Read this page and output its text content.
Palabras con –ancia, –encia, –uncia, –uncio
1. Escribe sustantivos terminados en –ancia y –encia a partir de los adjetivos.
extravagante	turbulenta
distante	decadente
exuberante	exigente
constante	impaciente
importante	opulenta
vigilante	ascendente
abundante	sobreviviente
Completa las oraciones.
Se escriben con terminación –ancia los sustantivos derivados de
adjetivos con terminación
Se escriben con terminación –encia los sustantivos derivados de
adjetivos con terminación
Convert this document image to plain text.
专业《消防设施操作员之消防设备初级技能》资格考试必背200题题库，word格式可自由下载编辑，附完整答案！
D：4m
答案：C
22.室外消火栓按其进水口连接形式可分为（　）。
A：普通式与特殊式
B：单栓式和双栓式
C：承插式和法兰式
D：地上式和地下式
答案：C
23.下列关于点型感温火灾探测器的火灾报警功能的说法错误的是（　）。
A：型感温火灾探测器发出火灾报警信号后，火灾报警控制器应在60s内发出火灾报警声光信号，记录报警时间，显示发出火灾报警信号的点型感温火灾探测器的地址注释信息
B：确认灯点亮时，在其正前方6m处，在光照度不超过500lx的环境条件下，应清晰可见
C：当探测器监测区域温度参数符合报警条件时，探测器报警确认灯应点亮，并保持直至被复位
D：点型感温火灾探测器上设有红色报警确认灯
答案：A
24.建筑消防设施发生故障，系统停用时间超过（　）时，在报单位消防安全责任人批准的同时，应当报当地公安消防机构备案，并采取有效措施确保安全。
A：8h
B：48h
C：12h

● ● ● ●

## Written exercise:
Transcribe every entry exactly.

## Correct output:
Read this page and output its text content.
Palabras con –ancia, –encia, –uncia, –uncio
1. Escribe sustantivos terminados en –ancia y –encia a partir de los adjetivos.
extravagante	turbulenta
distante	decadente
exuberante	exigente
constante	impaciente
importante	opulenta
vigilante	ascendente
abundante	sobreviviente
Completa las oraciones.
Se escriben con terminación –ancia los sustantivos derivados de
adjetivos con terminación
Se escriben con terminación –encia los sustantivos derivados de
adjetivos con terminación
Convert this document image to plain text.
专业《消防设施操作员之消防设备初级技能》资格考试必背200题题库，word格式可自由下载编辑，附完整答案！
D：4m
答案：C
22.室外消火栓按其进水口连接形式可分为（　）。
A：普通式与特殊式
B：单栓式和双栓式
C：承插式和法兰式
D：地上式和地下式
答案：C
23.下列关于点型感温火灾探测器的火灾报警功能的说法错误的是（　）。
A：型感温火灾探测器发出火灾报警信号后，火灾报警控制器应在60s内发出火灾报警声光信号，记录报警时间，显示发出火灾报警信号的点型感温火灾探测器的地址注释信息
B：确认灯点亮时，在其正前方6m处，在光照度不超过500lx的环境条件下，应清晰可见
C：当探测器监测区域温度参数符合报警条件时，探测器报警确认灯应点亮，并保持直至被复位
D：点型感温火灾探测器上设有红色报警确认灯
答案：A
24.建筑消防设施发生故障，系统停用时间超过（　）时，在报单位消防安全责任人批准的同时，应当报当地公安消防机构备案，并采取有效措施确保安全。
A：8h
B：48h
C：12h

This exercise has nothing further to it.